═════ Materials provided ═════

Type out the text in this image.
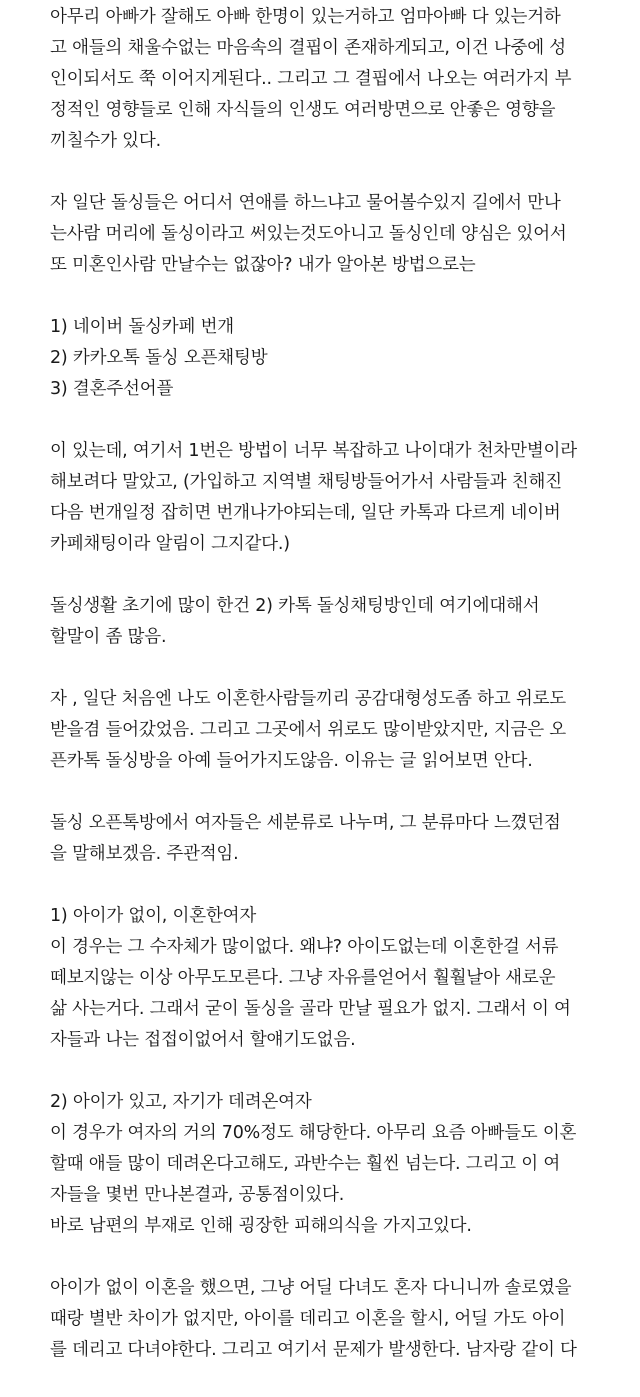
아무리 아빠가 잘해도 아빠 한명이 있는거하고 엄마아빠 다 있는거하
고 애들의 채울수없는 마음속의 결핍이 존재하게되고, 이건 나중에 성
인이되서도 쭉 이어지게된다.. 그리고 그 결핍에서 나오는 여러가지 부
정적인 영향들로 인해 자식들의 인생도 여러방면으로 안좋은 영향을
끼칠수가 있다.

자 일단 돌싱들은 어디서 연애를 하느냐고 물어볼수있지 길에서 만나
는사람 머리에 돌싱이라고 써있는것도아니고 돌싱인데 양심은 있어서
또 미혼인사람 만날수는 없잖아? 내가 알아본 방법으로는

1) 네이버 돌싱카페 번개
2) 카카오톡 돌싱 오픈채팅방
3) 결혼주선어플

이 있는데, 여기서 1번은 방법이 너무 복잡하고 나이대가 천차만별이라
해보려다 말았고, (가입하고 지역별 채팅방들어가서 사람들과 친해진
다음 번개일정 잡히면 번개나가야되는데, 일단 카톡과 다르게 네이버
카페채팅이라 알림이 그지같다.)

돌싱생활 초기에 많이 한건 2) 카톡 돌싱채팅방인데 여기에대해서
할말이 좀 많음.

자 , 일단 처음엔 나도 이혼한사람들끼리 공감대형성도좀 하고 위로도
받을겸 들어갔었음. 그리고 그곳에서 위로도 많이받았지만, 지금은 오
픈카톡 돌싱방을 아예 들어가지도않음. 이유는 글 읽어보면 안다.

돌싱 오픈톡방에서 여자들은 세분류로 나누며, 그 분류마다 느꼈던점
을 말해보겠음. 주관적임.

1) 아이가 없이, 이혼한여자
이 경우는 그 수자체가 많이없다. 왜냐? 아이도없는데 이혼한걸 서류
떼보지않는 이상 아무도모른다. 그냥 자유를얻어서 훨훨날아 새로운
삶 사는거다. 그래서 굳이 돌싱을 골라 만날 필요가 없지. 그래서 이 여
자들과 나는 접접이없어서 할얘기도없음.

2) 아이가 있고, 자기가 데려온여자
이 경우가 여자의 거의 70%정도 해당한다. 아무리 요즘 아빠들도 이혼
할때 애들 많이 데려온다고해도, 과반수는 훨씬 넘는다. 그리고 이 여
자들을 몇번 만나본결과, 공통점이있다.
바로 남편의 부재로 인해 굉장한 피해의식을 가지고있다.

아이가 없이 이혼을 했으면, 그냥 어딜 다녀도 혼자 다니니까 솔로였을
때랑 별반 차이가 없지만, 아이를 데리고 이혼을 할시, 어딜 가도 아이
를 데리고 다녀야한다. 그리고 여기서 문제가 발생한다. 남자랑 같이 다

═════

**Do this:** Set the entries down again exactly. Do not include the images.

**Task result:**
Type out the text in this image.
아무리 아빠가 잘해도 아빠 한명이 있는거하고 엄마아빠 다 있는거하
고 애들의 채울수없는 마음속의 결핍이 존재하게되고, 이건 나중에 성
인이되서도 쭉 이어지게된다.. 그리고 그 결핍에서 나오는 여러가지 부
정적인 영향들로 인해 자식들의 인생도 여러방면으로 안좋은 영향을
끼칠수가 있다.

자 일단 돌싱들은 어디서 연애를 하느냐고 물어볼수있지 길에서 만나
는사람 머리에 돌싱이라고 써있는것도아니고 돌싱인데 양심은 있어서
또 미혼인사람 만날수는 없잖아? 내가 알아본 방법으로는

1) 네이버 돌싱카페 번개
2) 카카오톡 돌싱 오픈채팅방
3) 결혼주선어플

이 있는데, 여기서 1번은 방법이 너무 복잡하고 나이대가 천차만별이라
해보려다 말았고, (가입하고 지역별 채팅방들어가서 사람들과 친해진
다음 번개일정 잡히면 번개나가야되는데, 일단 카톡과 다르게 네이버
카페채팅이라 알림이 그지같다.)

돌싱생활 초기에 많이 한건 2) 카톡 돌싱채팅방인데 여기에대해서
할말이 좀 많음.

자 , 일단 처음엔 나도 이혼한사람들끼리 공감대형성도좀 하고 위로도
받을겸 들어갔었음. 그리고 그곳에서 위로도 많이받았지만, 지금은 오
픈카톡 돌싱방을 아예 들어가지도않음. 이유는 글 읽어보면 안다.

돌싱 오픈톡방에서 여자들은 세분류로 나누며, 그 분류마다 느꼈던점
을 말해보겠음. 주관적임.

1) 아이가 없이, 이혼한여자
이 경우는 그 수자체가 많이없다. 왜냐? 아이도없는데 이혼한걸 서류
떼보지않는 이상 아무도모른다. 그냥 자유를얻어서 훨훨날아 새로운
삶 사는거다. 그래서 굳이 돌싱을 골라 만날 필요가 없지. 그래서 이 여
자들과 나는 접접이없어서 할얘기도없음.

2) 아이가 있고, 자기가 데려온여자
이 경우가 여자의 거의 70%정도 해당한다. 아무리 요즘 아빠들도 이혼
할때 애들 많이 데려온다고해도, 과반수는 훨씬 넘는다. 그리고 이 여
자들을 몇번 만나본결과, 공통점이있다.
바로 남편의 부재로 인해 굉장한 피해의식을 가지고있다.

아이가 없이 이혼을 했으면, 그냥 어딜 다녀도 혼자 다니니까 솔로였을
때랑 별반 차이가 없지만, 아이를 데리고 이혼을 할시, 어딜 가도 아이
를 데리고 다녀야한다. 그리고 여기서 문제가 발생한다. 남자랑 같이 다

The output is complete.